> _Set task_
Search the records below for the word "this" and show every line where it occurs.

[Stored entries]
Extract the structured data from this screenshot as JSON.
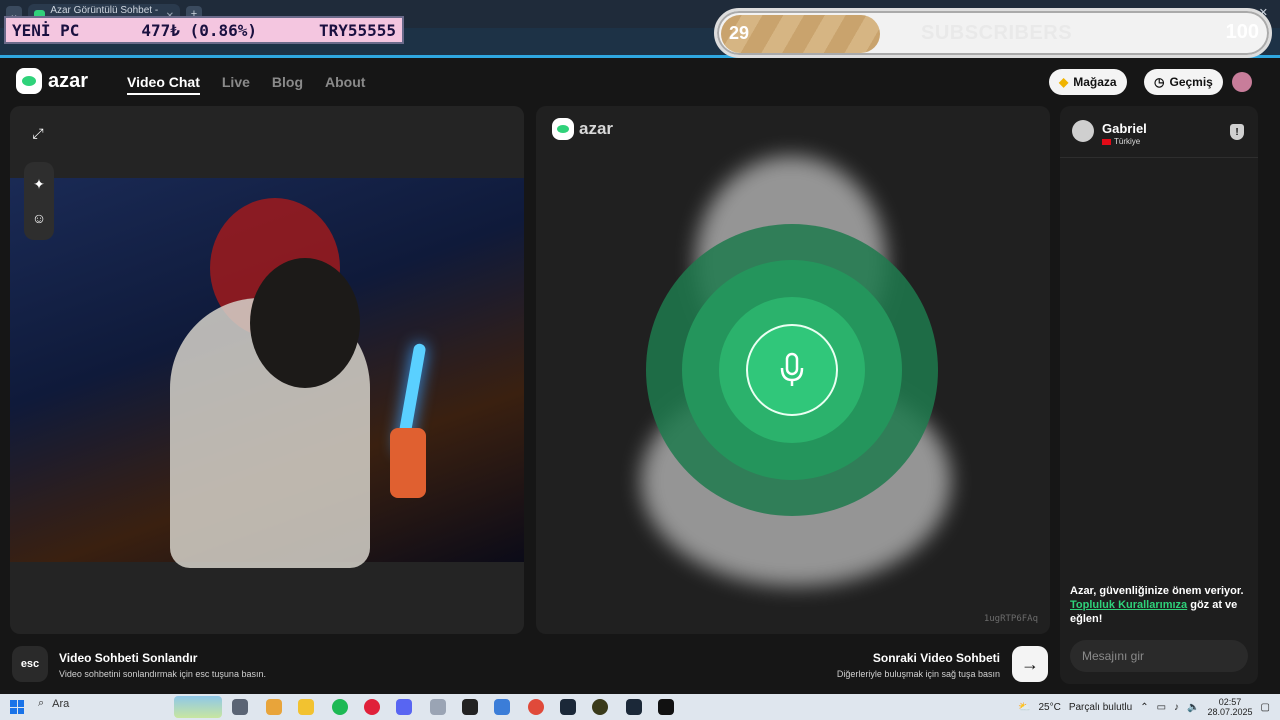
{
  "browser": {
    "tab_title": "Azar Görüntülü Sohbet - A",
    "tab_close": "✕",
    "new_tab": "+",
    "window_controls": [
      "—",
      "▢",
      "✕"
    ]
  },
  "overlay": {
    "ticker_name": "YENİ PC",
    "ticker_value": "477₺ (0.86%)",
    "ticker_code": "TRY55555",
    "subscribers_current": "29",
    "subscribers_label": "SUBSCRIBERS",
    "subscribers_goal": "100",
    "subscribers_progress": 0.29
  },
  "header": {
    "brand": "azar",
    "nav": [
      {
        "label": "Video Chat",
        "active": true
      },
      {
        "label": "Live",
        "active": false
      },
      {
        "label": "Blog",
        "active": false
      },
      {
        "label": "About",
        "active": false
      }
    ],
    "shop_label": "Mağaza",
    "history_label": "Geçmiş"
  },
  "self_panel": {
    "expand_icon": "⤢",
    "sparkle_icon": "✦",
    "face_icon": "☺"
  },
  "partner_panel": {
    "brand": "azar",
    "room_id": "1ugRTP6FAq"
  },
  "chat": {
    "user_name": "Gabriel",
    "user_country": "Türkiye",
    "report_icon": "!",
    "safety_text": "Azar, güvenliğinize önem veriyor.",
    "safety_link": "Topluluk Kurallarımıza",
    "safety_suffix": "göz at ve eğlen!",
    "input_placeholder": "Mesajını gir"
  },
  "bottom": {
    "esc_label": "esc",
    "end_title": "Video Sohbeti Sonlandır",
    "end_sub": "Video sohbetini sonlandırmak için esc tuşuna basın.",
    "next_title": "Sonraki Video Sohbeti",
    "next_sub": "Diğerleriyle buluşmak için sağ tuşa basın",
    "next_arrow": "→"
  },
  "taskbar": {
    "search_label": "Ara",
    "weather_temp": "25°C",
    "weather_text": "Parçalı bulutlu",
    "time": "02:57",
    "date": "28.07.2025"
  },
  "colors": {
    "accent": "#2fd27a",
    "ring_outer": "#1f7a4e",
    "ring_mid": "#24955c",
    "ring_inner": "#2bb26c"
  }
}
--
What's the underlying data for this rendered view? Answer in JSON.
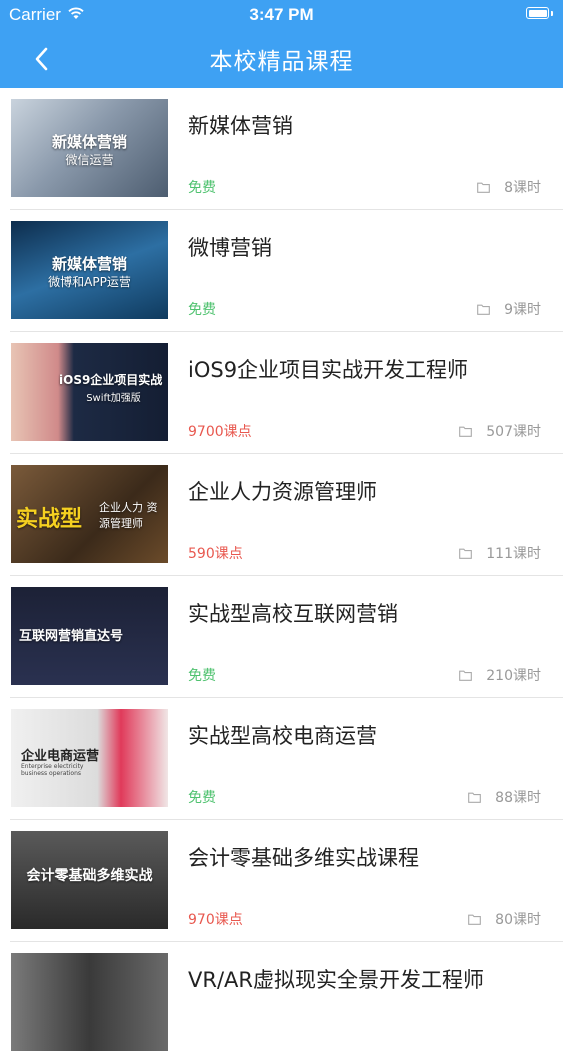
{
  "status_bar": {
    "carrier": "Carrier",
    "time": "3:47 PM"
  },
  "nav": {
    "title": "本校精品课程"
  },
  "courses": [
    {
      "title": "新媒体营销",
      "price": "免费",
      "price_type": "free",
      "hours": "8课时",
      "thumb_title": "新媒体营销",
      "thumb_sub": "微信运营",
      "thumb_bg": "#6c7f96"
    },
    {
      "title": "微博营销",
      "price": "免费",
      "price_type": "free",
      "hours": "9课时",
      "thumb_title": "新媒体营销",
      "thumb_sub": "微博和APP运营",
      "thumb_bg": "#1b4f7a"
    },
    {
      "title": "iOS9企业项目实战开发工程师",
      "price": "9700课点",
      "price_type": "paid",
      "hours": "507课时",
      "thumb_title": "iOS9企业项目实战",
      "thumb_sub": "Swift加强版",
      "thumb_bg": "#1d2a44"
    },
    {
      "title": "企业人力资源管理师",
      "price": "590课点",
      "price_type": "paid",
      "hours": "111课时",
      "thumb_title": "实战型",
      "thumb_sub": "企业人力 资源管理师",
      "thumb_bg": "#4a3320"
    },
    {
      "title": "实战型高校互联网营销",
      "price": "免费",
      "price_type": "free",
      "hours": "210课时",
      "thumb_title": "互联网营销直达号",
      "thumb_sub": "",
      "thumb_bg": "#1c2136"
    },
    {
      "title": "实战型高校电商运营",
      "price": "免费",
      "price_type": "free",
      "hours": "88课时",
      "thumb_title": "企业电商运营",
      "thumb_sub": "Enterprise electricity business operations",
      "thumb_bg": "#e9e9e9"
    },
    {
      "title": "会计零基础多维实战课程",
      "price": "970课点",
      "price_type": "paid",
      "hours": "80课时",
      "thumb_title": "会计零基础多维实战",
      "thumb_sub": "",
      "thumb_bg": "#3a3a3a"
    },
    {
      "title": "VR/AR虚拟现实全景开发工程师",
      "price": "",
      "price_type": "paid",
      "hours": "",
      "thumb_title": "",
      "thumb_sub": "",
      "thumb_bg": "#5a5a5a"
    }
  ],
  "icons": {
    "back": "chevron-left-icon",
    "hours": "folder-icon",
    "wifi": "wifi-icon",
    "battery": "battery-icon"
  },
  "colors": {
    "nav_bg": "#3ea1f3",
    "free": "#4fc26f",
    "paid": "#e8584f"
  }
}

> _The response_
Extract the structured data from this screenshot as JSON.
What's the underlying data for this rendered view? Answer in JSON.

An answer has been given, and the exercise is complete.